↓↓↓

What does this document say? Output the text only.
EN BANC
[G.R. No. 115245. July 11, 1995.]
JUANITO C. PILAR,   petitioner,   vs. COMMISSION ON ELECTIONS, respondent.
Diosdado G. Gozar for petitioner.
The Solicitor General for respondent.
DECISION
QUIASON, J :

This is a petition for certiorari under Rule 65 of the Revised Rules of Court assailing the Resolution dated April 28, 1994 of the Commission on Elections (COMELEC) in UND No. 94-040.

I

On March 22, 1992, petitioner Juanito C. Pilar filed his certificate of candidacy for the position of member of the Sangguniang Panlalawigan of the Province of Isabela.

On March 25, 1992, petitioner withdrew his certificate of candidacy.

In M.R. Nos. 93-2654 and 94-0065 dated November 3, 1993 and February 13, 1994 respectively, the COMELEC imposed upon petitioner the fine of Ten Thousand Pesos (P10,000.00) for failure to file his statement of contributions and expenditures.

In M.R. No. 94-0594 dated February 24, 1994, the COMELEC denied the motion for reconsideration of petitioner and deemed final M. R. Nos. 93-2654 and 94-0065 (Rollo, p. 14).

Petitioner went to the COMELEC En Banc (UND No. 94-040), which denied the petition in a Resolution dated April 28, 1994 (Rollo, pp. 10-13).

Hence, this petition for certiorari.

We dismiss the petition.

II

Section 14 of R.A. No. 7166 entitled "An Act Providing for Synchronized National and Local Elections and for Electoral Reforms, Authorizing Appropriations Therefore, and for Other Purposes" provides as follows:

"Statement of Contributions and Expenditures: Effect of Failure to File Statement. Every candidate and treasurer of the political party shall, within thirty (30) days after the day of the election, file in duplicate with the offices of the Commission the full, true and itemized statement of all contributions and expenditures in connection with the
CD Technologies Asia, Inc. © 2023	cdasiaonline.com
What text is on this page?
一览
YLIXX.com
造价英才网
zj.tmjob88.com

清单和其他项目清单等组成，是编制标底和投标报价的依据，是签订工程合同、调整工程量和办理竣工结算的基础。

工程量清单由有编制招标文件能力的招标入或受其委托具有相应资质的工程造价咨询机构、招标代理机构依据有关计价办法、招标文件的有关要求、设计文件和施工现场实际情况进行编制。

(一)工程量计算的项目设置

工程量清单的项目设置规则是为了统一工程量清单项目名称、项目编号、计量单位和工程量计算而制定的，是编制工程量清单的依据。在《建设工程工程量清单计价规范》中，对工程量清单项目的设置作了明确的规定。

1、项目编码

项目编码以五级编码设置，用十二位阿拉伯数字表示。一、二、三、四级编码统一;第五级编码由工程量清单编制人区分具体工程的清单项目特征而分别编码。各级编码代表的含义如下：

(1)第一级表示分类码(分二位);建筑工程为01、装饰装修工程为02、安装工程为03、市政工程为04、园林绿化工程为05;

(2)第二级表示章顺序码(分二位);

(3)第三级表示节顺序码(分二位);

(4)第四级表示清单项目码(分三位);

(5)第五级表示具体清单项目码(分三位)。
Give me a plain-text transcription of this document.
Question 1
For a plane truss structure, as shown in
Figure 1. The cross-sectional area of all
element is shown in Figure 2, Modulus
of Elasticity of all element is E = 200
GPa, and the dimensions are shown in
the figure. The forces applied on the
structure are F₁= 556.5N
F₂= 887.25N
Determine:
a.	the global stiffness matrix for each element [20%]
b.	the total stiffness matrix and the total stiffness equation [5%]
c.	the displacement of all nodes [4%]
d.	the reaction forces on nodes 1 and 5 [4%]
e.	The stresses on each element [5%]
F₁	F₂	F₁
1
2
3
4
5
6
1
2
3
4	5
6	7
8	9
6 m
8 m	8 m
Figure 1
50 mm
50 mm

↑↑↑

What is required
Copy every line from the records above that contains the word "denied".

Written solution
In M.R. No. 94-0594 dated February 24, 1994, the COMELEC denied the motion for reconsideration of petitioner and deemed final M. R. Nos. 93-2654 and 94-0065 (Rollo, p. 14).
Petitioner went to the COMELEC En Banc (UND No. 94-040), which denied the petition in a Resolution dated April 28, 1994 (Rollo, pp. 10-13).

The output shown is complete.